REQUIREMENTS: Reproduce the portion of the Wink Martindale text that begins at the words "It wasn't long" and ends after the words "Jackson High School.".

** Start TEXT EXCERPT **

In the history of TV game shows, no name is more synonymous with "host" than Wink Martindale -- the man who has guided 19 broadcast network, national cable and syndicated TV games. He has hosted more game shows than anyone except Bill Cullen.

But Wink's years in broadcasting encompass more than his hit TV game shows. Before TV, there was radio. Before the games, there was a Gold Record. Along with "host" there have been many producer credits as well.

Winston C. Martindale -- nicknamed "Wink" by a neighborhood pal -- was born and raised in Jackson, Tennessee, and was the only member of his family of seven to be in broadcasting.

"I guess I broke the mold," he laughs. "I think that I was born with a desire to be a radio announcer. I always had that great desire to sit behind a microphone. My first 'mike' was two paper cups attached to a string."

It wasn't long before he was sitting behind the real thing. After years of pestering his Sunday School teacher -- who happened to manage one of the local radio stations -- Wink auditioned for WPLI at age 17. He got the job just three months before graduating from Jackson High School.

"They gave me a job at $25 per week, and for that you were expected to do everything," he says. "You read commercials, the news, play-by-play high school football and basketball, and you played records. If the floor needed sweeping, you did that too."

Over the next two years, Wink graduated to even larger stations in Jackson and eventually to the station of his dreams -- WHBQ in Memphis, which he listened to as a teenager. He hosted the station's popular "Clockwatchers" morning show while attaining a Bachelor of Science degree from Memphis State University (now University of Memphis). Just months after landing the radio job, WHBQ-TV signed on the air and Wink became a popular local television personality as well.

His success in Memphis led to Los Angeles, where he hosted radio and television programs for KHJ. At the same time, Wink's career took an unexpected turn. Dot Records' Randy Wood tapped him to record a pop version of a previous hit country narrative, Deck of Cards.

The recording shot to the top of the charts, earned Gold Record status -- and an appearance by Wink on "The Ed Sullivan Show.

After years of carving out a place for himself as one of the most popular air personalities in Los Angeles -- primarily popular local radio and television programs -- Wink felt a change was due.

"I had been a deejay since I was 17," he says. "My roots were in radio, but I thought it would be fun to try my hand hosting a television game. I'd become addicted to Allen Ludden's popular show, Password. And after hosting a local version of What's This Song?, a musical show featuring celebrities, NBC added it to its daytime lineup." Wink had found his niche.

** End TEXT EXCERPT **
** Start GIVEN RECORDS **

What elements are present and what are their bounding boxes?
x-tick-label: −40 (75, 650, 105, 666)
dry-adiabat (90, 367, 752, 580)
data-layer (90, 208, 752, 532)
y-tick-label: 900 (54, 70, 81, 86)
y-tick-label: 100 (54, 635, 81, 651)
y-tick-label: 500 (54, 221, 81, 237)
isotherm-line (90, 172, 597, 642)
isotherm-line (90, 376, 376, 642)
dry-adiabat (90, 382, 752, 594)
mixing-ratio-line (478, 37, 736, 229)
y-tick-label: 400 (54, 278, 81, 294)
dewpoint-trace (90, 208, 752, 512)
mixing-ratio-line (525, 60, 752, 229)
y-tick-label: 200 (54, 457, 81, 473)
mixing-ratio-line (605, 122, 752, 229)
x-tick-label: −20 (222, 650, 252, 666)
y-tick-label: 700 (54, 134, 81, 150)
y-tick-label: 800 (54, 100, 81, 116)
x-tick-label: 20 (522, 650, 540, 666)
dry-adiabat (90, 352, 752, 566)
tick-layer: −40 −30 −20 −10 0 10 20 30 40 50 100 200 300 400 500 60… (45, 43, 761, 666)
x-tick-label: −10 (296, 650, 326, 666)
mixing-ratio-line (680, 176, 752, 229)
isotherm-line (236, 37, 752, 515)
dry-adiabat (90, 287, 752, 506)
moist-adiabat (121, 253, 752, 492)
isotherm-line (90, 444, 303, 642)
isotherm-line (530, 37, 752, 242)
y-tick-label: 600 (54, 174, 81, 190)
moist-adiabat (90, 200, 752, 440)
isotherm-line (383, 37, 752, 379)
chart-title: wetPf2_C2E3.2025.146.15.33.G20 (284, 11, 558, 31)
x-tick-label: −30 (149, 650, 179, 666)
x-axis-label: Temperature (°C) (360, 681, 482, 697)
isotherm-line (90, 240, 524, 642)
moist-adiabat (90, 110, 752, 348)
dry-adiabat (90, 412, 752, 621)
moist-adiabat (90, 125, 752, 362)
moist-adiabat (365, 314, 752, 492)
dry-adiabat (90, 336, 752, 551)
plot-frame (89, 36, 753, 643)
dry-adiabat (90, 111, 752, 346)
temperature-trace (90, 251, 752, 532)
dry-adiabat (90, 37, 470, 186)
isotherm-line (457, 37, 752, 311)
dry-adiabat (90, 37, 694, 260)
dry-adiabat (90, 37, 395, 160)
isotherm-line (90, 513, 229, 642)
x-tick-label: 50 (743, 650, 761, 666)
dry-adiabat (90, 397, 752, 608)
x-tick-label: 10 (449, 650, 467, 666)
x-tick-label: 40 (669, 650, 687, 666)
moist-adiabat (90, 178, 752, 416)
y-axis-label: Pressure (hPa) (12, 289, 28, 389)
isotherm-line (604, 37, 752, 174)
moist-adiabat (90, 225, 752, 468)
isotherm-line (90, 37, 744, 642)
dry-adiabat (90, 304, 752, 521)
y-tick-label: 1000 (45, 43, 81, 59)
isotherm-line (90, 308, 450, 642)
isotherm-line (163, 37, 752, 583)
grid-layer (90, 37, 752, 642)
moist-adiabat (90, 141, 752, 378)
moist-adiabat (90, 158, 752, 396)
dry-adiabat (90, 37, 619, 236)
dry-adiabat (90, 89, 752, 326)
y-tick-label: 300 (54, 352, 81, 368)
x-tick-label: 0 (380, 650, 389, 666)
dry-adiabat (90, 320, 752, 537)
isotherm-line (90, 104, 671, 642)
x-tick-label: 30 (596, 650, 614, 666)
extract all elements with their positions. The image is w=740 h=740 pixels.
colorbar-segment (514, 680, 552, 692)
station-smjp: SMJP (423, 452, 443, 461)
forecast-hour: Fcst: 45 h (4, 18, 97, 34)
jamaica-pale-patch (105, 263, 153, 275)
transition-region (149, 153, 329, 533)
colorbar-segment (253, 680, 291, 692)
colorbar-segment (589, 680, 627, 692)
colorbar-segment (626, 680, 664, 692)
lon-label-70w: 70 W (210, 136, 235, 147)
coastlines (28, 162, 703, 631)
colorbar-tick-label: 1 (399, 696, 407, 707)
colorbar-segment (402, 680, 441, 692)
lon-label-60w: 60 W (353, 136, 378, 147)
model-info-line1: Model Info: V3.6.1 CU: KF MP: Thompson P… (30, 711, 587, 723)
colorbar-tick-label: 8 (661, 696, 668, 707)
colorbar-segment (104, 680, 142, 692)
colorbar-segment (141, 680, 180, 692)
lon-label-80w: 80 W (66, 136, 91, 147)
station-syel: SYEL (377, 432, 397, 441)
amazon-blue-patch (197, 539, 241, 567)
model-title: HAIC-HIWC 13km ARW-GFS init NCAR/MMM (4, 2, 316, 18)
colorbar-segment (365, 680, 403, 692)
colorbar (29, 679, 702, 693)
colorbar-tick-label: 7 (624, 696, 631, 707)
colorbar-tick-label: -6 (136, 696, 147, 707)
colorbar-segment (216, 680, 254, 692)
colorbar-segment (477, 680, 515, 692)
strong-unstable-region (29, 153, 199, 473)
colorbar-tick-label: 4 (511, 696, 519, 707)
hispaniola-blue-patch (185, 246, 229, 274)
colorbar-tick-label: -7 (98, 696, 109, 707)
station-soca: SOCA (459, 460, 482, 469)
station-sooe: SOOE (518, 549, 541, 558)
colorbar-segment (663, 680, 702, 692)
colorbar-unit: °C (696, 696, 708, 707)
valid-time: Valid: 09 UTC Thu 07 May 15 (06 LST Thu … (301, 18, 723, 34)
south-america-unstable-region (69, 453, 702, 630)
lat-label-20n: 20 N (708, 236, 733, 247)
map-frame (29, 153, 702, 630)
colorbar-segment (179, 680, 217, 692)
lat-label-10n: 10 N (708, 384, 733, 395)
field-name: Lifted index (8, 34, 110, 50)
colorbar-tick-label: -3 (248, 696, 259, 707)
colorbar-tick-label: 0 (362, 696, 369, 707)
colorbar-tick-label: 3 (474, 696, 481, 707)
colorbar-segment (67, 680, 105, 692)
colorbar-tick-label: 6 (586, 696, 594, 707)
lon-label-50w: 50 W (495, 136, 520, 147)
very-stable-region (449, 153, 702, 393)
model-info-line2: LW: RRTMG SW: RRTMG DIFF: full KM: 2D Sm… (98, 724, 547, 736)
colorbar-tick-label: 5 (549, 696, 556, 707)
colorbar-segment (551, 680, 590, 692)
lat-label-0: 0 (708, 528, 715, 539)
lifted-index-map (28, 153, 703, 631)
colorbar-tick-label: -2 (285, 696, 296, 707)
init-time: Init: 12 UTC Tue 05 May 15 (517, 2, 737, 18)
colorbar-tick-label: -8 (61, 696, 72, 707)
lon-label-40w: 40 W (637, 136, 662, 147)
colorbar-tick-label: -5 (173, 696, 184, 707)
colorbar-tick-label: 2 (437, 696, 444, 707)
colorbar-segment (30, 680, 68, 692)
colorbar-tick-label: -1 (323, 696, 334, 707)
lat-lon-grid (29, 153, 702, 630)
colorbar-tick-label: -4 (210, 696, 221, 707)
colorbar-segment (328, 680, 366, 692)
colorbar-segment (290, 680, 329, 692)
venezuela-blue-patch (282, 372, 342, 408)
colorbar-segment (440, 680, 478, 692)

** End GIVEN RECORDS **

SOLUTION BELOW:
It wasn't long before he was sitting behind the real thing. After years of pestering his Sunday School teacher -- who happened to manage one of the local radio stations -- Wink auditioned for WPLI at age 17. He got the job just three months before graduating from Jackson High School.